## START RECORD SET

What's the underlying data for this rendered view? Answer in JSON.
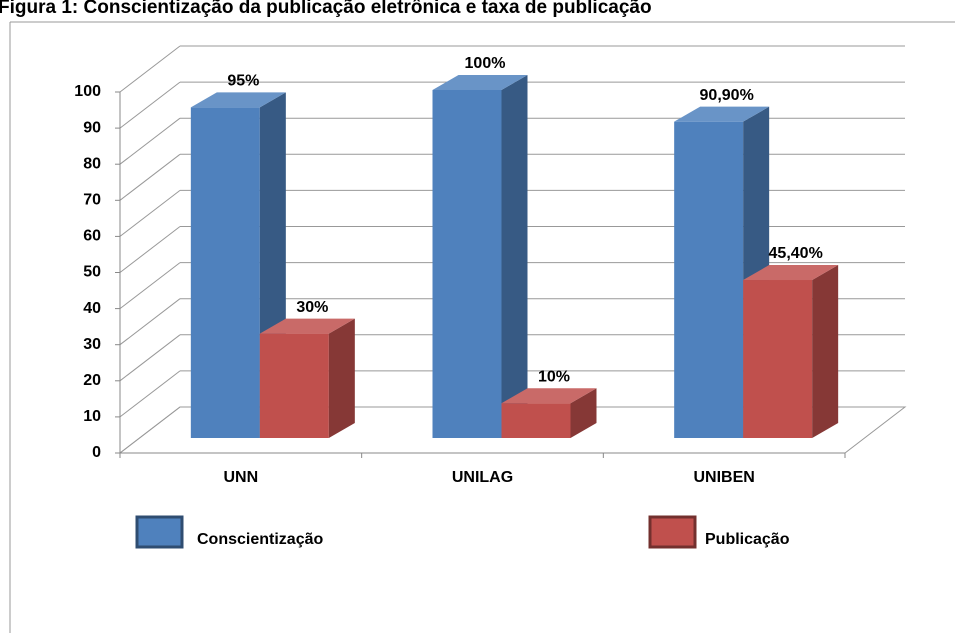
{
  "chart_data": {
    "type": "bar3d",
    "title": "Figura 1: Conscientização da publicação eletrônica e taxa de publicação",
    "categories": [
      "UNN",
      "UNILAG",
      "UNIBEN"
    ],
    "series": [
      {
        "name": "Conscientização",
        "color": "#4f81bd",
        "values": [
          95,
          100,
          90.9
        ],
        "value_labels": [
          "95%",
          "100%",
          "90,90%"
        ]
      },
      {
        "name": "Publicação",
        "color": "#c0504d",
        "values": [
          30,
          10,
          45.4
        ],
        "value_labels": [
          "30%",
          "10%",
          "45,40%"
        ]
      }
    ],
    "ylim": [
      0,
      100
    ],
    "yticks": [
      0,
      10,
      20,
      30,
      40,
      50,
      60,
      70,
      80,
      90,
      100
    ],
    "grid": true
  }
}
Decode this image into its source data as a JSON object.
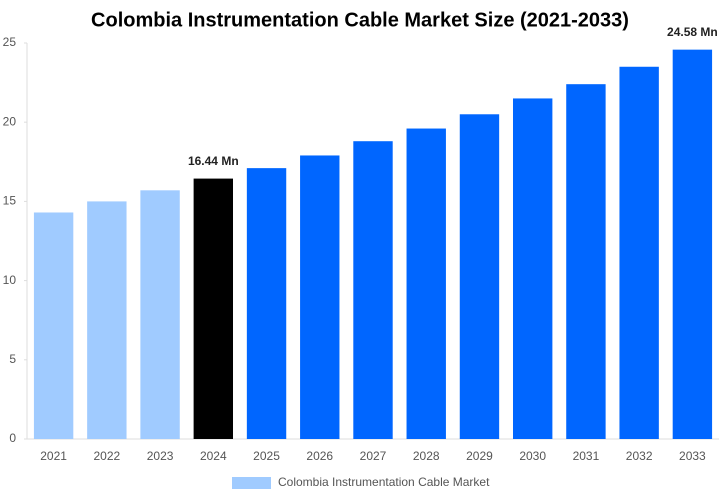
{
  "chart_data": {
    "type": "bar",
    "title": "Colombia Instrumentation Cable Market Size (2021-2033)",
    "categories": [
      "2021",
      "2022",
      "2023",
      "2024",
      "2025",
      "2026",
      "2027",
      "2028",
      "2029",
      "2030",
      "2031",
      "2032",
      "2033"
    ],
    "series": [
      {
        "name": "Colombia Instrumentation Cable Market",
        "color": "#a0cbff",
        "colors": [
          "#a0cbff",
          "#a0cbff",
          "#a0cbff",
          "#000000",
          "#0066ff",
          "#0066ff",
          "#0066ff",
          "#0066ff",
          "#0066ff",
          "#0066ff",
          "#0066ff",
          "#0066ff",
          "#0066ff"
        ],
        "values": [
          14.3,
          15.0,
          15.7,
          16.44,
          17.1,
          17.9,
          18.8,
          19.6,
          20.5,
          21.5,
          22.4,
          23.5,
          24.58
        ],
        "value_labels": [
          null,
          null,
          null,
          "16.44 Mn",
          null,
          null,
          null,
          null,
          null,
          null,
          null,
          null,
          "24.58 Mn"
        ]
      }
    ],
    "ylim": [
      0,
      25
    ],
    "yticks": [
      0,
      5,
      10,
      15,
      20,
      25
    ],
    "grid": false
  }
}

## END RECORD SET

__JOB__
Pull every line containing "Colombia" from the material above.

__RESPONSE__
    "title": "Colombia Instrumentation Cable Market Size (2021-2033)",
        "name": "Colombia Instrumentation Cable Market",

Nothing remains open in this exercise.